### WHAT IS BEING ASKED
Every entry must be given again exactly.

### GIVEN DATA
■ ■ ■ ■ ■ ■ ■

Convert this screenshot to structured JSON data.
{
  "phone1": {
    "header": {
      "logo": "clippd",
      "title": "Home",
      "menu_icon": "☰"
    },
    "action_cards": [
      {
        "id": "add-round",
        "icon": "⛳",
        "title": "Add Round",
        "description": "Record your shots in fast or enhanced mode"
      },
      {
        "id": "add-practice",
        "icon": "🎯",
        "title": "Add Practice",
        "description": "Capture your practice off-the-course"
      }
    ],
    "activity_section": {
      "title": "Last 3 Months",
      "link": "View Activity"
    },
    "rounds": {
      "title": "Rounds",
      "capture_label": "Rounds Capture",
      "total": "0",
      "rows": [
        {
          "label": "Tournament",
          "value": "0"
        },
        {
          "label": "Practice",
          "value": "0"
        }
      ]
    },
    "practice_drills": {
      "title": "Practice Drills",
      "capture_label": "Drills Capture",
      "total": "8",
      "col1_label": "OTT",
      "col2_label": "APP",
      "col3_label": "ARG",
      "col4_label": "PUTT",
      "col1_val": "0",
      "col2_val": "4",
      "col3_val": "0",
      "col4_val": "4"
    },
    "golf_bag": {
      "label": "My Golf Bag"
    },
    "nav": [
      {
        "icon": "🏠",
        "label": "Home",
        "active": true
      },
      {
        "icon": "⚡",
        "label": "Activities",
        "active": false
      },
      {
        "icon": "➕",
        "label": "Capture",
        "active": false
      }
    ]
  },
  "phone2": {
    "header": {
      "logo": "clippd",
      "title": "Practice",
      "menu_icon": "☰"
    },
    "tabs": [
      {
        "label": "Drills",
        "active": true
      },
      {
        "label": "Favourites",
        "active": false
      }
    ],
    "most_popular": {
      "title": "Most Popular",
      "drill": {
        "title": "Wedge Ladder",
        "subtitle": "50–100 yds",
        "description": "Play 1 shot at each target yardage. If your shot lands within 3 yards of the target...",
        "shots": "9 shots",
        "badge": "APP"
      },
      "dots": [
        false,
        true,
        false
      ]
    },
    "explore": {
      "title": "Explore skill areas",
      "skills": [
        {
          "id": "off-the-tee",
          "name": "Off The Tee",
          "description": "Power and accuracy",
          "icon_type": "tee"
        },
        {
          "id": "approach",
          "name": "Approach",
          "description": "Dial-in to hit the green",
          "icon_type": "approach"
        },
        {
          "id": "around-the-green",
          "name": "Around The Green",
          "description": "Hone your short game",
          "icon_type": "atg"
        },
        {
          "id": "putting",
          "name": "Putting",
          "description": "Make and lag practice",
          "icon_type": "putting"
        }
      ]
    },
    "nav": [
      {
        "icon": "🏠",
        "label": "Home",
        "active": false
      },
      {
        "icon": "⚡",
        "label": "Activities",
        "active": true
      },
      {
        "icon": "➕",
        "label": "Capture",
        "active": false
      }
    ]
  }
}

■ ■ ■ ■ ■ ■ ■

### EXERCISE RESPONSE
Convert this screenshot to structured JSON data.
{
  "phone1": {
    "header": {
      "logo": "clippd",
      "title": "Home",
      "menu_icon": "☰"
    },
    "action_cards": [
      {
        "id": "add-round",
        "icon": "⛳",
        "title": "Add Round",
        "description": "Record your shots in fast or enhanced mode"
      },
      {
        "id": "add-practice",
        "icon": "🎯",
        "title": "Add Practice",
        "description": "Capture your practice off-the-course"
      }
    ],
    "activity_section": {
      "title": "Last 3 Months",
      "link": "View Activity"
    },
    "rounds": {
      "title": "Rounds",
      "capture_label": "Rounds Capture",
      "total": "0",
      "rows": [
        {
          "label": "Tournament",
          "value": "0"
        },
        {
          "label": "Practice",
          "value": "0"
        }
      ]
    },
    "practice_drills": {
      "title": "Practice Drills",
      "capture_label": "Drills Capture",
      "total": "8",
      "col1_label": "OTT",
      "col2_label": "APP",
      "col3_label": "ARG",
      "col4_label": "PUTT",
      "col1_val": "0",
      "col2_val": "4",
      "col3_val": "0",
      "col4_val": "4"
    },
    "golf_bag": {
      "label": "My Golf Bag"
    },
    "nav": [
      {
        "icon": "🏠",
        "label": "Home",
        "active": true
      },
      {
        "icon": "⚡",
        "label": "Activities",
        "active": false
      },
      {
        "icon": "➕",
        "label": "Capture",
        "active": false
      }
    ]
  },
  "phone2": {
    "header": {
      "logo": "clippd",
      "title": "Practice",
      "menu_icon": "☰"
    },
    "tabs": [
      {
        "label": "Drills",
        "active": true
      },
      {
        "label": "Favourites",
        "active": false
      }
    ],
    "most_popular": {
      "title": "Most Popular",
      "drill": {
        "title": "Wedge Ladder",
        "subtitle": "50–100 yds",
        "description": "Play 1 shot at each target yardage. If your shot lands within 3 yards of the target...",
        "shots": "9 shots",
        "badge": "APP"
      },
      "dots": [
        false,
        true,
        false
      ]
    },
    "explore": {
      "title": "Explore skill areas",
      "skills": [
        {
          "id": "off-the-tee",
          "name": "Off The Tee",
          "description": "Power and accuracy",
          "icon_type": "tee"
        },
        {
          "id": "approach",
          "name": "Approach",
          "description": "Dial-in to hit the green",
          "icon_type": "approach"
        },
        {
          "id": "around-the-green",
          "name": "Around The Green",
          "description": "Hone your short game",
          "icon_type": "atg"
        },
        {
          "id": "putting",
          "name": "Putting",
          "description": "Make and lag practice",
          "icon_type": "putting"
        }
      ]
    },
    "nav": [
      {
        "icon": "🏠",
        "label": "Home",
        "active": false
      },
      {
        "icon": "⚡",
        "label": "Activities",
        "active": true
      },
      {
        "icon": "➕",
        "label": "Capture",
        "active": false
      }
    ]
  }
}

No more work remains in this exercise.